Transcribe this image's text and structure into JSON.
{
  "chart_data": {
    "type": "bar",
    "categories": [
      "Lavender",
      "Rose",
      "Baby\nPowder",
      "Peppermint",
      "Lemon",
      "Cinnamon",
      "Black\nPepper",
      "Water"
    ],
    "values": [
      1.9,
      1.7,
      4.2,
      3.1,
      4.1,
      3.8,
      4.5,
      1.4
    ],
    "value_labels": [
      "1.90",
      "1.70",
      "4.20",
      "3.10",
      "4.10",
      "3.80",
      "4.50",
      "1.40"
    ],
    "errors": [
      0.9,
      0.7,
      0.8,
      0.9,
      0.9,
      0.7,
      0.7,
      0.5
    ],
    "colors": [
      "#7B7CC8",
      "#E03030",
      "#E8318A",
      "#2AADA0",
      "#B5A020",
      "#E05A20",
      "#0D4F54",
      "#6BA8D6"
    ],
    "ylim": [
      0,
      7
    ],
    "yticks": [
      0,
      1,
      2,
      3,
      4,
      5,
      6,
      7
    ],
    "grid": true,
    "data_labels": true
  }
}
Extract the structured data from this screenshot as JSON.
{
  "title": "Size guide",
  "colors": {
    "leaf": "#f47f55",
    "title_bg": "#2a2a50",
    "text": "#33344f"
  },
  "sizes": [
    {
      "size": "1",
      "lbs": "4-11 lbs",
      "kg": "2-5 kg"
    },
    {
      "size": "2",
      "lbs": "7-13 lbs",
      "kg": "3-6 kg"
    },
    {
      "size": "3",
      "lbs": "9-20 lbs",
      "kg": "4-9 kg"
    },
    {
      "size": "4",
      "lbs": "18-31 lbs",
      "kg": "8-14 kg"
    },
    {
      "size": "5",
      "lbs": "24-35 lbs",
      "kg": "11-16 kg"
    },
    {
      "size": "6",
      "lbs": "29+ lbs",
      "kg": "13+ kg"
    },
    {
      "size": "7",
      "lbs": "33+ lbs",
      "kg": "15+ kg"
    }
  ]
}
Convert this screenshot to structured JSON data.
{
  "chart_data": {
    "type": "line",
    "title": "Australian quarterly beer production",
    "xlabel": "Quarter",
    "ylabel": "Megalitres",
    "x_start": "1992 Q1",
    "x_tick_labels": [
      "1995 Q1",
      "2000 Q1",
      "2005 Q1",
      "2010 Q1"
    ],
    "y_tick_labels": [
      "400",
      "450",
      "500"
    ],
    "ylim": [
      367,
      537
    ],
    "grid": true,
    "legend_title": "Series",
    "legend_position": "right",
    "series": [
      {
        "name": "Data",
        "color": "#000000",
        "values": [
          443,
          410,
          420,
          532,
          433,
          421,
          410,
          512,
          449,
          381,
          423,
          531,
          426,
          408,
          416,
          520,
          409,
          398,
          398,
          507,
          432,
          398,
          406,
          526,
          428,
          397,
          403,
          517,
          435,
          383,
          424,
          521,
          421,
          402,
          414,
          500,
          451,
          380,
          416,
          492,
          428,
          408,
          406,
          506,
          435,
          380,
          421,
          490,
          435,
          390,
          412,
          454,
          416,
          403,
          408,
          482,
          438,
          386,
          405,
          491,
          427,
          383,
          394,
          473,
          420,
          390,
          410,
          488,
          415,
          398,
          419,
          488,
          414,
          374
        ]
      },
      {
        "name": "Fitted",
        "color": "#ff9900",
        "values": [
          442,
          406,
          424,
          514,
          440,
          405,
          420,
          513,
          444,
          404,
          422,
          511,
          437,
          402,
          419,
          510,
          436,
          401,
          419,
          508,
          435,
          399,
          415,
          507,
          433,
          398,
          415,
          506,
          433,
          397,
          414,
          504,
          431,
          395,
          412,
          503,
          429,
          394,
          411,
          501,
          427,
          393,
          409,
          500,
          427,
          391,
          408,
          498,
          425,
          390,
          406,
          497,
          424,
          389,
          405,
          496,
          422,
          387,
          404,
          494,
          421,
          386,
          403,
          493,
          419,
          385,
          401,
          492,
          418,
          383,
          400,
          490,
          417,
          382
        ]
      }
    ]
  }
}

┄┄┄┄┄┄

- TASK BRIEF:
Look through the data and gather every line with the string "text" in it.

- THE RESULT:
Transcribe this image's text and structure into JSON.
    "text": "#33344f"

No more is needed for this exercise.